> Directions
Repeat each line exactly, leaving nothing out.

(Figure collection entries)
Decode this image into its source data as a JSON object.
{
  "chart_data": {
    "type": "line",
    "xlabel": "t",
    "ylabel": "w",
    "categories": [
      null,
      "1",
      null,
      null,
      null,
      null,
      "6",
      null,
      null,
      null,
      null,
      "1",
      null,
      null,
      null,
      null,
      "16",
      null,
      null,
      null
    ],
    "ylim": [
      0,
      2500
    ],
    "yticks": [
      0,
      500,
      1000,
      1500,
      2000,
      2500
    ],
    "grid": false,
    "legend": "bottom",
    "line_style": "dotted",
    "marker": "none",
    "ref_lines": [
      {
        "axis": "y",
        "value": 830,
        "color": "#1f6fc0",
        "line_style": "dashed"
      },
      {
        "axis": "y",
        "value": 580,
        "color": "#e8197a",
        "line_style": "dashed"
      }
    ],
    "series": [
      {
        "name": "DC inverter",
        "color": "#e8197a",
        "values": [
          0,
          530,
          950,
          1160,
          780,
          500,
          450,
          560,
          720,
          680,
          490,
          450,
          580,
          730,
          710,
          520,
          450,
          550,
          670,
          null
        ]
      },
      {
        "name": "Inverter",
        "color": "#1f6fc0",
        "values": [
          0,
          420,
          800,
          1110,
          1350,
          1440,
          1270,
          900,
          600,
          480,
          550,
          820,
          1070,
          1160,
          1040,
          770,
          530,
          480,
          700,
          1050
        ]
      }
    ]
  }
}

> Answer to this problem
Decode this image into its source data as a JSON object.
{
  "chart_data": {
    "type": "line",
    "xlabel": "t",
    "ylabel": "w",
    "categories": [
      null,
      "1",
      null,
      null,
      null,
      null,
      "6",
      null,
      null,
      null,
      null,
      "1",
      null,
      null,
      null,
      null,
      "16",
      null,
      null,
      null
    ],
    "ylim": [
      0,
      2500
    ],
    "yticks": [
      0,
      500,
      1000,
      1500,
      2000,
      2500
    ],
    "grid": false,
    "legend": "bottom",
    "line_style": "dotted",
    "marker": "none",
    "ref_lines": [
      {
        "axis": "y",
        "value": 830,
        "color": "#1f6fc0",
        "line_style": "dashed"
      },
      {
        "axis": "y",
        "value": 580,
        "color": "#e8197a",
        "line_style": "dashed"
      }
    ],
    "series": [
      {
        "name": "DC inverter",
        "color": "#e8197a",
        "values": [
          0,
          530,
          950,
          1160,
          780,
          500,
          450,
          560,
          720,
          680,
          490,
          450,
          580,
          730,
          710,
          520,
          450,
          550,
          670,
          null
        ]
      },
      {
        "name": "Inverter",
        "color": "#1f6fc0",
        "values": [
          0,
          420,
          800,
          1110,
          1350,
          1440,
          1270,
          900,
          600,
          480,
          550,
          820,
          1070,
          1160,
          1040,
          770,
          530,
          480,
          700,
          1050
        ]
      }
    ]
  }
}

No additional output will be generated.